## [STATED TASK]
Pick every line from the data that holds the word "waist".

........

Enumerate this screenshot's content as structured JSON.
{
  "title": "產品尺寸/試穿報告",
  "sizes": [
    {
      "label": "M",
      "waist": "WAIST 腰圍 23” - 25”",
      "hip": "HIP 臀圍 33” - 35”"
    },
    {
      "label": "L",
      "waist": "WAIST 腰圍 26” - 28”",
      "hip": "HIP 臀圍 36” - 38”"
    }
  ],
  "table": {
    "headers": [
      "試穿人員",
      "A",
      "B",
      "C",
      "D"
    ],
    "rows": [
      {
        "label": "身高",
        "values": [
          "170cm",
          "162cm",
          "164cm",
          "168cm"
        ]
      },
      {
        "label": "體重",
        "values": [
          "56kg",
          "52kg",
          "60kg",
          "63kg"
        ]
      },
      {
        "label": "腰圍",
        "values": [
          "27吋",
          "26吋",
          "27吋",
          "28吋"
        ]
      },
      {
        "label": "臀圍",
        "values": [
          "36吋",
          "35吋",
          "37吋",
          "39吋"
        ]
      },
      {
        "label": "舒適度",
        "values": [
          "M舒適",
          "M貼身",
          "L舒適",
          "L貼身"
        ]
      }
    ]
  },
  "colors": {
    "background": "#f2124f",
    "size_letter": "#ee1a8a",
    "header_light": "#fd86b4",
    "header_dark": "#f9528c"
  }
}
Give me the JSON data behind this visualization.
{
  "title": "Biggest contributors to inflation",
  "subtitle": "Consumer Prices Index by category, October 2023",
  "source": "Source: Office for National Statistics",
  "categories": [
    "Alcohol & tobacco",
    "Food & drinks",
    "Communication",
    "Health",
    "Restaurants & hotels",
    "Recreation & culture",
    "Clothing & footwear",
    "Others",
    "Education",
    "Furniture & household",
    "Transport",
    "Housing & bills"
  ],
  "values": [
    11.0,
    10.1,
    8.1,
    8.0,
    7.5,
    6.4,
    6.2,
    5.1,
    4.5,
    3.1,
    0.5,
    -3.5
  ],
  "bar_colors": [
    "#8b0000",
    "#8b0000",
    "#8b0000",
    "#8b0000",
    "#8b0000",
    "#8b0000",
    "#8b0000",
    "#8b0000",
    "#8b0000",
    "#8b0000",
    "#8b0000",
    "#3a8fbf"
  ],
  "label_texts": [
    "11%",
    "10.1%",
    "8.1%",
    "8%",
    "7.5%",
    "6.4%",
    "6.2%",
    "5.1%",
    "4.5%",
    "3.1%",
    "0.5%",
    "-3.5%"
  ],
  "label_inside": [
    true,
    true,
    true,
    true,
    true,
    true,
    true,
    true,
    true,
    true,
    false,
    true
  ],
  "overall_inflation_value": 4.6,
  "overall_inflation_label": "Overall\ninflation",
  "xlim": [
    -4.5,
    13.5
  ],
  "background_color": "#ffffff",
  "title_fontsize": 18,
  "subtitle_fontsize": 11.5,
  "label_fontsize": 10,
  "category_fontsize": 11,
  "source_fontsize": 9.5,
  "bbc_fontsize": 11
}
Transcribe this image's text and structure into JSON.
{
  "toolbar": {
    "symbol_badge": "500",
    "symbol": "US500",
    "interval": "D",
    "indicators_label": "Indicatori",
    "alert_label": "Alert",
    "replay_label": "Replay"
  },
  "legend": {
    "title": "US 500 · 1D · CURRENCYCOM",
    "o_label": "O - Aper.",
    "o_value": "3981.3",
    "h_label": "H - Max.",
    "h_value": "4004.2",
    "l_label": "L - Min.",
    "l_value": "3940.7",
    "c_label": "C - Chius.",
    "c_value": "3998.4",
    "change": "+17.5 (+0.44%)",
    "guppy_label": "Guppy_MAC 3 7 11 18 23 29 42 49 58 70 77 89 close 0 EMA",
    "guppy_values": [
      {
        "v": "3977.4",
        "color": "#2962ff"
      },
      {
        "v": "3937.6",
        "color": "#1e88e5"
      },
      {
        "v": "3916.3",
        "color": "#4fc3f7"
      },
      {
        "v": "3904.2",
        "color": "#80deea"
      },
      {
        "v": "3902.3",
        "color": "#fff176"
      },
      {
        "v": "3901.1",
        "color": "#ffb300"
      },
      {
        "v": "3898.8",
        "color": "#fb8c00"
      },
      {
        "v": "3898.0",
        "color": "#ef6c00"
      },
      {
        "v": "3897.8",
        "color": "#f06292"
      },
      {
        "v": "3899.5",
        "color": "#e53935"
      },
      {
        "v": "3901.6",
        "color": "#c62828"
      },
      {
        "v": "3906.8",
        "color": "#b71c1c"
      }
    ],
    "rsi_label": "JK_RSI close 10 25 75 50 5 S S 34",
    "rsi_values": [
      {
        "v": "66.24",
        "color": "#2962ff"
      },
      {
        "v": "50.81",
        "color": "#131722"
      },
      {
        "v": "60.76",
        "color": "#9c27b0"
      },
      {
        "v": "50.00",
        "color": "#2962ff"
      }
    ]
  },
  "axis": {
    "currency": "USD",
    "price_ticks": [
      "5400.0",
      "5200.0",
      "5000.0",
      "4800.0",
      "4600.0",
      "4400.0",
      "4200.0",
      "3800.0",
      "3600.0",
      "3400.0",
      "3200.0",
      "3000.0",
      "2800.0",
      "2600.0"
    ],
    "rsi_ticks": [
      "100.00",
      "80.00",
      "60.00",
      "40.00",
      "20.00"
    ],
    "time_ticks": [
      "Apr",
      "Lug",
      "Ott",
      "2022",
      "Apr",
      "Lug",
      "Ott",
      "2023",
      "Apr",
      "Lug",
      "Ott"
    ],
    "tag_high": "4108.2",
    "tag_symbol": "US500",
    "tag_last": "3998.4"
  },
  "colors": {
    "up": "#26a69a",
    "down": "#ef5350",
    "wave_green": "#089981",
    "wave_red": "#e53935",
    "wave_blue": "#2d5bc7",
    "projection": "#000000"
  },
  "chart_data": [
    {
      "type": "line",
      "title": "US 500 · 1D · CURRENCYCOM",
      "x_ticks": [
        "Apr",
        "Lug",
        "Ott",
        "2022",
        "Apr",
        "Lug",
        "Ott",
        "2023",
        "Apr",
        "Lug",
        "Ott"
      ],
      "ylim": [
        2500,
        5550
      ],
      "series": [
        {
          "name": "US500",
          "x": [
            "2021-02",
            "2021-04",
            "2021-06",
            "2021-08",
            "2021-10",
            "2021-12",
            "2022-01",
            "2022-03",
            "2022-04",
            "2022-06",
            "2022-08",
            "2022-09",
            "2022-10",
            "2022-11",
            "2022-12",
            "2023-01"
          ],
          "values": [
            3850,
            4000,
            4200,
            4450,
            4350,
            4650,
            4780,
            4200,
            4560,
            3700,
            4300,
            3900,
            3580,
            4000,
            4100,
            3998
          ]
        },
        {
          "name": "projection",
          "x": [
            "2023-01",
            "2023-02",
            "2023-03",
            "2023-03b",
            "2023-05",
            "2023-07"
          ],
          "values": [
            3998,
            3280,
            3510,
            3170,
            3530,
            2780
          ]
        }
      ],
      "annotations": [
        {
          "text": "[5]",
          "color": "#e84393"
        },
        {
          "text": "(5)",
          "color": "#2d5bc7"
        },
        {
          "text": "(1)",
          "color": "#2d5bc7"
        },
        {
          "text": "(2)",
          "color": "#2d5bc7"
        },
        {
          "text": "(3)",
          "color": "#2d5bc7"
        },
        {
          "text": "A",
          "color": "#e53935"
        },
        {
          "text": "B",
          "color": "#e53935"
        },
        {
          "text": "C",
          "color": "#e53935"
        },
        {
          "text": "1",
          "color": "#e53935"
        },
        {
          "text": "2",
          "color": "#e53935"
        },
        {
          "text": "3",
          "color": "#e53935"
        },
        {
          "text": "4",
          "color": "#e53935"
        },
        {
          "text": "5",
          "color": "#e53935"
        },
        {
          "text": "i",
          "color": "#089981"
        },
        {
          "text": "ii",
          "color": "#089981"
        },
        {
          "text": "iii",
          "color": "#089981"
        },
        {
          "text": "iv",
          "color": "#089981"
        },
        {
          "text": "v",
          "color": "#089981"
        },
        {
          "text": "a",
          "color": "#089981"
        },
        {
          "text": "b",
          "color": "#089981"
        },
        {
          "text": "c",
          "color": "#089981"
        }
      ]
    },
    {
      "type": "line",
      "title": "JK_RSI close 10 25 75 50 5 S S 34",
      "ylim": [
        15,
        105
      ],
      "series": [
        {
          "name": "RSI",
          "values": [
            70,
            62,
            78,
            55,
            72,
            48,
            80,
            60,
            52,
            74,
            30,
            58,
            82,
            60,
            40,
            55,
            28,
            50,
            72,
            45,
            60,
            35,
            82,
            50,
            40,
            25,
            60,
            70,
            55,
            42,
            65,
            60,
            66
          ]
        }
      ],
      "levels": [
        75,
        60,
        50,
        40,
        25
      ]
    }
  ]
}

........

## [OUTPUT FOR THIS EXERCISE]
      "waist": "WAIST 腰圍 23” - 25”",
      "waist": "WAIST 腰圍 26” - 28”",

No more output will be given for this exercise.